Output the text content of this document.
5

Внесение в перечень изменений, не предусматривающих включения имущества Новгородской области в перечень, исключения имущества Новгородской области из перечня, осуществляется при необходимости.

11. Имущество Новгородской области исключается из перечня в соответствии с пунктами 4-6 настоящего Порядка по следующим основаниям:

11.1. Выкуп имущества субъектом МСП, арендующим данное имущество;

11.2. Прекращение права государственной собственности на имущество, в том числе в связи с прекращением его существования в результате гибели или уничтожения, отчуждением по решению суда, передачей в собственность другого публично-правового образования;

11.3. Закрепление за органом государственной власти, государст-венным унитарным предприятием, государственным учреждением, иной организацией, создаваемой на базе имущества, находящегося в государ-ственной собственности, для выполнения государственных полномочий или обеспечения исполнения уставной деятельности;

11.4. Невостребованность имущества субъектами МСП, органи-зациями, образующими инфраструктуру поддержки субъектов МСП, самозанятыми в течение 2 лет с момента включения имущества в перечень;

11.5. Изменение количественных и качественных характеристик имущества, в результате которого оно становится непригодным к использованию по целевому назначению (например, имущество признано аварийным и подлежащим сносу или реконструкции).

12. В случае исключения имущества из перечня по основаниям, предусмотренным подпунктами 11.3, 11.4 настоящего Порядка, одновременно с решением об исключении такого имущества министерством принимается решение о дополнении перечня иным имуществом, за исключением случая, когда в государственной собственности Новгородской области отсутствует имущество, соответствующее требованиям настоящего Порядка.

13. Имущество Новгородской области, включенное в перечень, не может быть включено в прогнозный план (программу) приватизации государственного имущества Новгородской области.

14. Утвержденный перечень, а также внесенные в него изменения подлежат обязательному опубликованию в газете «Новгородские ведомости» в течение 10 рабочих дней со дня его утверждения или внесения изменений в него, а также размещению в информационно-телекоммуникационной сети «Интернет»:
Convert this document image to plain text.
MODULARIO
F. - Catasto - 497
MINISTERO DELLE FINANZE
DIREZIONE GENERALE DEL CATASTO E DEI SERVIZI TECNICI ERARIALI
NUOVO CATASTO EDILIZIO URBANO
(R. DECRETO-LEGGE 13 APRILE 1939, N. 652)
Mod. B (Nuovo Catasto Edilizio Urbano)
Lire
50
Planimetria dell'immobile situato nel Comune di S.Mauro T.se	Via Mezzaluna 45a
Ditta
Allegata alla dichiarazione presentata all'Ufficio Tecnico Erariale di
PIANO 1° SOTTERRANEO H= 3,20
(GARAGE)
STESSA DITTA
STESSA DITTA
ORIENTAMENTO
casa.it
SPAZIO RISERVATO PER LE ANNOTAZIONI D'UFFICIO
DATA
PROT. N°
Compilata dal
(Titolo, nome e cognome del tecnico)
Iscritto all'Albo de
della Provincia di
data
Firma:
·····
Your instructions:
List each line of the entries that holds the string "this".

Correct response:
Output the text content of this document.
Convert this document image to plain text.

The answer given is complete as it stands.